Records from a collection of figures
** Start **
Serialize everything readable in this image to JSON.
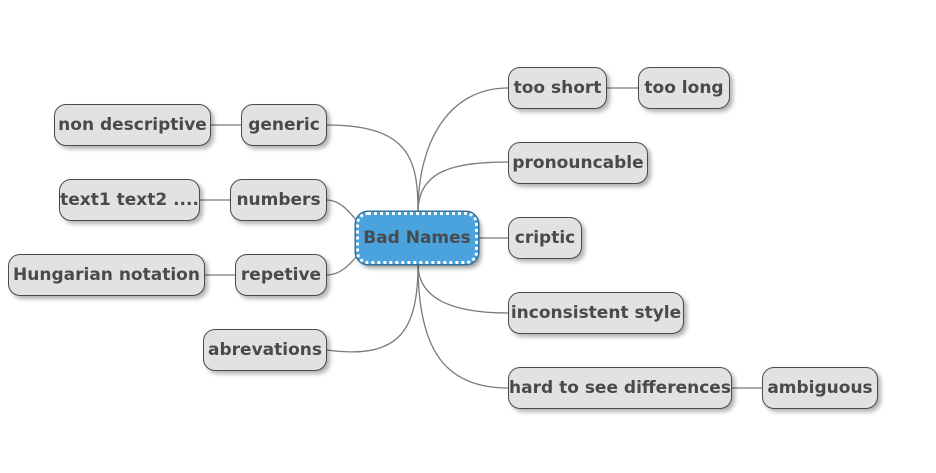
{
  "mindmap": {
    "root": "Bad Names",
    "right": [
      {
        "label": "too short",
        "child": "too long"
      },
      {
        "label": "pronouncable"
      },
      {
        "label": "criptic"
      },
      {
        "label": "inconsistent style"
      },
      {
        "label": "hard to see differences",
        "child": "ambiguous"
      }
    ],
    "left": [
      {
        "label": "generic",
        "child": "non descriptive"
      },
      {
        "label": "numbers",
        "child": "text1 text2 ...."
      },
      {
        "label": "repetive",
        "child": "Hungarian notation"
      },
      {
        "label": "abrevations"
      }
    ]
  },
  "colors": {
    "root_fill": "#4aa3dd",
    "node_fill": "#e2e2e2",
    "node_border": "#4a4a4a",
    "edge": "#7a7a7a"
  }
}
** End **
** Start **
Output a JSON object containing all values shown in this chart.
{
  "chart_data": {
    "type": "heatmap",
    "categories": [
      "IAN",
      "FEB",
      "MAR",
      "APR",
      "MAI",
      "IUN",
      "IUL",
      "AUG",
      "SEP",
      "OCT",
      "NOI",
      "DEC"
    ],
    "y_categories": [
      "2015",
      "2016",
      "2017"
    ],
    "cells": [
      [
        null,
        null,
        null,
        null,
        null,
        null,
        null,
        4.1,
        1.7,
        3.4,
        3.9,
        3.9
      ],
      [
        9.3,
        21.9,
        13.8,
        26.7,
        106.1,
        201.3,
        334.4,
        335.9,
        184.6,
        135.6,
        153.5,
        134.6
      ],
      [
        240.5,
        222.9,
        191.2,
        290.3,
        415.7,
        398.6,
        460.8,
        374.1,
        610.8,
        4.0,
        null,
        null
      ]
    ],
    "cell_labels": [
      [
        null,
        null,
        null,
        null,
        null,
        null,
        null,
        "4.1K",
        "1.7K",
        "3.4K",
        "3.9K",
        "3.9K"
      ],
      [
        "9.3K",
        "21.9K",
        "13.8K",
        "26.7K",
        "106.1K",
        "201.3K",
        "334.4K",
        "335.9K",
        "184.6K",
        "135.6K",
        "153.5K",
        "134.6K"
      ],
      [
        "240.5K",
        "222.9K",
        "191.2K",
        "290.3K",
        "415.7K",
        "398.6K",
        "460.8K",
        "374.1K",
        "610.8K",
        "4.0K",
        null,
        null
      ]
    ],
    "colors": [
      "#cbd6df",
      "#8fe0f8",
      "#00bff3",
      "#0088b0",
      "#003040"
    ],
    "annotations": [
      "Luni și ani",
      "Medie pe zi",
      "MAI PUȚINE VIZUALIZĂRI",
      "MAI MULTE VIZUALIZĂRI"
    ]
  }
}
** End **
** Start **
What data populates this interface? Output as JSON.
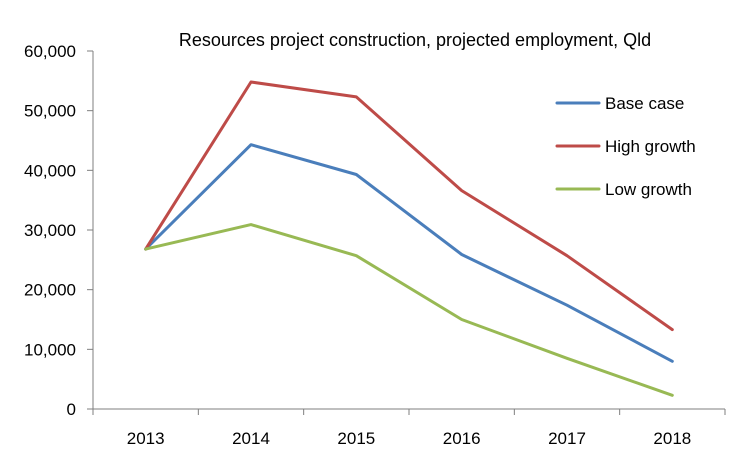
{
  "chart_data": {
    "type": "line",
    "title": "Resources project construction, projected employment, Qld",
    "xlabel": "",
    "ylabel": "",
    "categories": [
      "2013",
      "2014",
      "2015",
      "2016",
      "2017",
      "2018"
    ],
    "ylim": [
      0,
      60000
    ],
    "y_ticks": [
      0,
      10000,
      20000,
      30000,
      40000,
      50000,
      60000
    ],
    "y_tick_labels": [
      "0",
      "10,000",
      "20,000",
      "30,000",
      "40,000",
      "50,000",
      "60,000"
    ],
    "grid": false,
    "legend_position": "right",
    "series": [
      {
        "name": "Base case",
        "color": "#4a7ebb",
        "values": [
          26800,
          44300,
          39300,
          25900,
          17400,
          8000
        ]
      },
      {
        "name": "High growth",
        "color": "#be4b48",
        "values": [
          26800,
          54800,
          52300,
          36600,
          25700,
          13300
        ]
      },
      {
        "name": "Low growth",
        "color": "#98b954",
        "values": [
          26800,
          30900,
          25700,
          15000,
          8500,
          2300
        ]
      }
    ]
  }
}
** End **
- Exercise task
State the count of lines holding the string "JSON" in the listing above, and nothing else.

- Response
3